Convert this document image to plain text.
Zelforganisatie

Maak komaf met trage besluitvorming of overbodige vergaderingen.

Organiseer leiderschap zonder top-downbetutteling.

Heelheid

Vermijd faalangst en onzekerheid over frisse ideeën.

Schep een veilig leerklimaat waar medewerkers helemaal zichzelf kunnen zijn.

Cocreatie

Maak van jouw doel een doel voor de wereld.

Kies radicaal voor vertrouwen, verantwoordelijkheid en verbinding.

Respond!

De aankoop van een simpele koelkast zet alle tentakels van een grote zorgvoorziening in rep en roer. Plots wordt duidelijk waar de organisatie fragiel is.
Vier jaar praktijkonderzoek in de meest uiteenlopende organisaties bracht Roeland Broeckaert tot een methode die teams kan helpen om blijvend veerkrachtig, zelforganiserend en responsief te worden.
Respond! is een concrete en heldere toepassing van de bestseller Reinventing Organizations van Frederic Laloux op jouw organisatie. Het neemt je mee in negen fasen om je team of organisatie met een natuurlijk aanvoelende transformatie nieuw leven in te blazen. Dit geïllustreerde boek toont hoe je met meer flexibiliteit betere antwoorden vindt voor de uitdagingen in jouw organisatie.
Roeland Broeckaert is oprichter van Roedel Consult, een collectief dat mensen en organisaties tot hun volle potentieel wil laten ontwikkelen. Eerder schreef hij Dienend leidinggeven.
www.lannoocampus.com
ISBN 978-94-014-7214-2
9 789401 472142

-- -- --

Wherever a line in the data above holds "jouw", copy that line.

Maak van jouw doel een doel voor de wereld.
Respond! is een concrete en heldere toepassing van de bestseller Reinventing Organizations van Frederic Laloux op jouw organisatie. Het neemt je mee in negen fasen om je team of organisatie met een natuurlijk aanvoelende transformatie nieuw leven in te blazen. Dit geïllustreerde boek toont hoe je met meer flexibiliteit betere antwoorden vindt voor de uitdagingen in jouw organisatie.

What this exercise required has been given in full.